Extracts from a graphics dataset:
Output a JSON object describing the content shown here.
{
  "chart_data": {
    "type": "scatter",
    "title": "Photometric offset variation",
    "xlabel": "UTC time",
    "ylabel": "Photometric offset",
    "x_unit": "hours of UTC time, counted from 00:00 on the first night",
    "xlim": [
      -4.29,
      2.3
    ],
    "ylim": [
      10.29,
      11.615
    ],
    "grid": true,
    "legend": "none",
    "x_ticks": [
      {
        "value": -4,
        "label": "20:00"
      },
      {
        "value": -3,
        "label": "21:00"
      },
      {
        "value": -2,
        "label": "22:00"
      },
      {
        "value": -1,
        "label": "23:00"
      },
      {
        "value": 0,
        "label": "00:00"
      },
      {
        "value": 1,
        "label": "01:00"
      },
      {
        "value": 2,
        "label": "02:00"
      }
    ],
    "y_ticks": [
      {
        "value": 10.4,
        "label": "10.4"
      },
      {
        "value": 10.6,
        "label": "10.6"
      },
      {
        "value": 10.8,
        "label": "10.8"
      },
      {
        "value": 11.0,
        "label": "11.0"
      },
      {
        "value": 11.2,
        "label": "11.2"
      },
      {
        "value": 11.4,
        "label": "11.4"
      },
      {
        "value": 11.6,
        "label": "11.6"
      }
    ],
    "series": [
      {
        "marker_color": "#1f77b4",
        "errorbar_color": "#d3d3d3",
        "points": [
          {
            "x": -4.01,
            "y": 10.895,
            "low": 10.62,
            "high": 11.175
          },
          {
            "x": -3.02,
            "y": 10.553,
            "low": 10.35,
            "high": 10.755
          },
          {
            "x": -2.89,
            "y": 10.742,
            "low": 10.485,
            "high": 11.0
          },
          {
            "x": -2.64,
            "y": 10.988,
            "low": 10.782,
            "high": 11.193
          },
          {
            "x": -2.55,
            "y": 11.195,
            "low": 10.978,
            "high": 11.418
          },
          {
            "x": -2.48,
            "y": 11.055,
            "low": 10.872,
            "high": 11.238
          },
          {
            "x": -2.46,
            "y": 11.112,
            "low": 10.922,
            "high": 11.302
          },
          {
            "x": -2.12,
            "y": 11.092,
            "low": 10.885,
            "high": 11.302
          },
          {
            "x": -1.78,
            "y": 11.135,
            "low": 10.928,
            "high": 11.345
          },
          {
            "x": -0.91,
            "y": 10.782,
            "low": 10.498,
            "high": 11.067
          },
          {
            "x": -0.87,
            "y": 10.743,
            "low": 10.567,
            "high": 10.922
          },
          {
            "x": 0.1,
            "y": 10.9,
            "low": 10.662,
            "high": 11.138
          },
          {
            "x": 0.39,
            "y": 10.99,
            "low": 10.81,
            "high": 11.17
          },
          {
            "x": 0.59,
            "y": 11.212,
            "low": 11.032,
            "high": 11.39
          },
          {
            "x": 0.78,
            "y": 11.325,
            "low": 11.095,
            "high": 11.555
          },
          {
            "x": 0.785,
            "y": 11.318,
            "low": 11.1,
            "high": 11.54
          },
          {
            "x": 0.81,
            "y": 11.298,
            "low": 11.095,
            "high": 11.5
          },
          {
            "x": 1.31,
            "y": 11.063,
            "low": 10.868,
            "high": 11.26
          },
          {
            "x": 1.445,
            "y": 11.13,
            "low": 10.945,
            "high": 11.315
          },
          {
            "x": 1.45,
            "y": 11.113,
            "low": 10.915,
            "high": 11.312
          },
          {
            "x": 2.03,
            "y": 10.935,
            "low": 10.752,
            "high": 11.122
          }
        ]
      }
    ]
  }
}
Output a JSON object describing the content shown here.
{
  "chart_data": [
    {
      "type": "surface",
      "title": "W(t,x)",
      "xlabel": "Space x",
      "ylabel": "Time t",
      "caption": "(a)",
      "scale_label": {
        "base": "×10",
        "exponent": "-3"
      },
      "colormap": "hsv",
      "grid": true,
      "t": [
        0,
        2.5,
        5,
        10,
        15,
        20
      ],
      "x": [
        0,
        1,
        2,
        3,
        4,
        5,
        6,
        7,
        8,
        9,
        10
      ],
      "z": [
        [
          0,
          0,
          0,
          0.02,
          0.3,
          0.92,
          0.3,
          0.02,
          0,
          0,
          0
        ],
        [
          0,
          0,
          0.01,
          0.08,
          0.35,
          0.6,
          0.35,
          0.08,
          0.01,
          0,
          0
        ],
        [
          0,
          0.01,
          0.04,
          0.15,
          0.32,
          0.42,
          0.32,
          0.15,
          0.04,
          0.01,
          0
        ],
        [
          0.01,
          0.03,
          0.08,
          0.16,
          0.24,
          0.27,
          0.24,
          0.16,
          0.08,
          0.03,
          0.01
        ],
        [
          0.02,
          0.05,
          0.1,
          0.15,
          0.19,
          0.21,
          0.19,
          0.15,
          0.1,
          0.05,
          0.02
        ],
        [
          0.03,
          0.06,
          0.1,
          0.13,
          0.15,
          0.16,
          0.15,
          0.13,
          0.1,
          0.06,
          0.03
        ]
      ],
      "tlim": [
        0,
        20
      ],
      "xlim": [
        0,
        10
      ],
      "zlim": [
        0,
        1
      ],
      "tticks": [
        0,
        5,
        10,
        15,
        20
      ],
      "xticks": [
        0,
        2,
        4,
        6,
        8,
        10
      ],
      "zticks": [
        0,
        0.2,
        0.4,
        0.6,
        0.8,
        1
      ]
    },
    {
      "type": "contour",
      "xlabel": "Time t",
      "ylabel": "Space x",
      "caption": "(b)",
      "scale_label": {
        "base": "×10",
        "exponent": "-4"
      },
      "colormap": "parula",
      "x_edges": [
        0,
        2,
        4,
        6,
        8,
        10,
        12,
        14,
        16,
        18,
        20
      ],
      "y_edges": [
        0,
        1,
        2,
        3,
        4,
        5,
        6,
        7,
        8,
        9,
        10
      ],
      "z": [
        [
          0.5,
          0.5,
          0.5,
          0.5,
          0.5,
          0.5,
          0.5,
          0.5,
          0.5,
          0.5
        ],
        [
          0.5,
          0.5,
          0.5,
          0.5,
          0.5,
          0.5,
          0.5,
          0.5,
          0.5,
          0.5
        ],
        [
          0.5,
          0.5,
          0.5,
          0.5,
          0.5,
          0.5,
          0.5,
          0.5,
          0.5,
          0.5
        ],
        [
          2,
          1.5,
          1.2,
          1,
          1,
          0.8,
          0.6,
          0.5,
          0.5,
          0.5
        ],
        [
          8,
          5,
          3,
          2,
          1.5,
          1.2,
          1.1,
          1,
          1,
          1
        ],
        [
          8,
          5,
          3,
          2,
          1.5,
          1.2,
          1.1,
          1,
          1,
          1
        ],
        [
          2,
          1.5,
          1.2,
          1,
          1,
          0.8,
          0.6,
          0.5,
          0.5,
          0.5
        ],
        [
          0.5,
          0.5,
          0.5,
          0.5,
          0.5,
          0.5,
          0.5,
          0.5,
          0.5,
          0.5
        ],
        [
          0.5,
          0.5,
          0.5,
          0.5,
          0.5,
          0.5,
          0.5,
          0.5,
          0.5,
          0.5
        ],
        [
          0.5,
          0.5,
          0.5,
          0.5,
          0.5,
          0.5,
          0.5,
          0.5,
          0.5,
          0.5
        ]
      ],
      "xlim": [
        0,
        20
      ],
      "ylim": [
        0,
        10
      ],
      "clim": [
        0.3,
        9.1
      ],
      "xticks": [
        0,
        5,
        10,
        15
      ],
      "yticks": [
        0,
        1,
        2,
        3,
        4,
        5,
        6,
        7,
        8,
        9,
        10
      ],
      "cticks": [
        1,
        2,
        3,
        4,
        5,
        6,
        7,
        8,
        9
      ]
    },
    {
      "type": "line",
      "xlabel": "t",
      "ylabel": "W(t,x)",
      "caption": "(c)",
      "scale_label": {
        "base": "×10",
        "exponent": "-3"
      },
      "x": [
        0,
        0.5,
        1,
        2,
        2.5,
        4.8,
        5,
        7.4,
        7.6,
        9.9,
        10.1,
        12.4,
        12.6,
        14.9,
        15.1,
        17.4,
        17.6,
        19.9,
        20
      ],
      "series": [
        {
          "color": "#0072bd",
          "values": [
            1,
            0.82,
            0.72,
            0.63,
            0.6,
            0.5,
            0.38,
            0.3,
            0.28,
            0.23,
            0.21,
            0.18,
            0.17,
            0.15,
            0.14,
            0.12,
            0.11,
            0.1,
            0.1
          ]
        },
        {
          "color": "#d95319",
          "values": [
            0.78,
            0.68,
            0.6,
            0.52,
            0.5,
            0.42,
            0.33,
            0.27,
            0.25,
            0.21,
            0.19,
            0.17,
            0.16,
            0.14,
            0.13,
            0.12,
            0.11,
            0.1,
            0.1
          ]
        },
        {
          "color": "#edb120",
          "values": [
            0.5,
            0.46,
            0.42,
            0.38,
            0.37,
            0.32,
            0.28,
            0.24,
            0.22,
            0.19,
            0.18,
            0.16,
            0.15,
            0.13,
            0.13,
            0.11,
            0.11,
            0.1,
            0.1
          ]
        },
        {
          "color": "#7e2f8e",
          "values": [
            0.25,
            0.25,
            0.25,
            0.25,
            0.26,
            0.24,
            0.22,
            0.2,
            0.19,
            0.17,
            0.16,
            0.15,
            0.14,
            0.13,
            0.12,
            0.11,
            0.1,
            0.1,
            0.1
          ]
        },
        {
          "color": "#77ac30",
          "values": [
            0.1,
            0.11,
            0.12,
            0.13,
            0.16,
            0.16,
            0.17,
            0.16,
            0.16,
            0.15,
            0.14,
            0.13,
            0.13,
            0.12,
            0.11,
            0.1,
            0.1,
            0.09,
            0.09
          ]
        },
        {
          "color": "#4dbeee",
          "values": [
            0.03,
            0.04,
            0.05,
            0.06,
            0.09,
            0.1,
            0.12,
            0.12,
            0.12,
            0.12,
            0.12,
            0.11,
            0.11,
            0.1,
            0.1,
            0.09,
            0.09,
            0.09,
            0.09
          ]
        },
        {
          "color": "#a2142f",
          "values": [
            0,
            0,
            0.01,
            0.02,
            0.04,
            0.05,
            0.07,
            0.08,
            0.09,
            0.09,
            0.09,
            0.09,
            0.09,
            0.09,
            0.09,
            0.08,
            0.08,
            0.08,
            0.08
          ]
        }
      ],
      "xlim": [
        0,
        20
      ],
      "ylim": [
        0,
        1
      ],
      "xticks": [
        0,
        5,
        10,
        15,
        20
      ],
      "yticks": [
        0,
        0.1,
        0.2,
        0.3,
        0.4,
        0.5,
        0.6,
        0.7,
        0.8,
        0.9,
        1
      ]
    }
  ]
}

-- Short problem --
Copy each line above that contains the string "offset".

-- Response to the task --
    "title": "Photometric offset variation",
    "ylabel": "Photometric offset",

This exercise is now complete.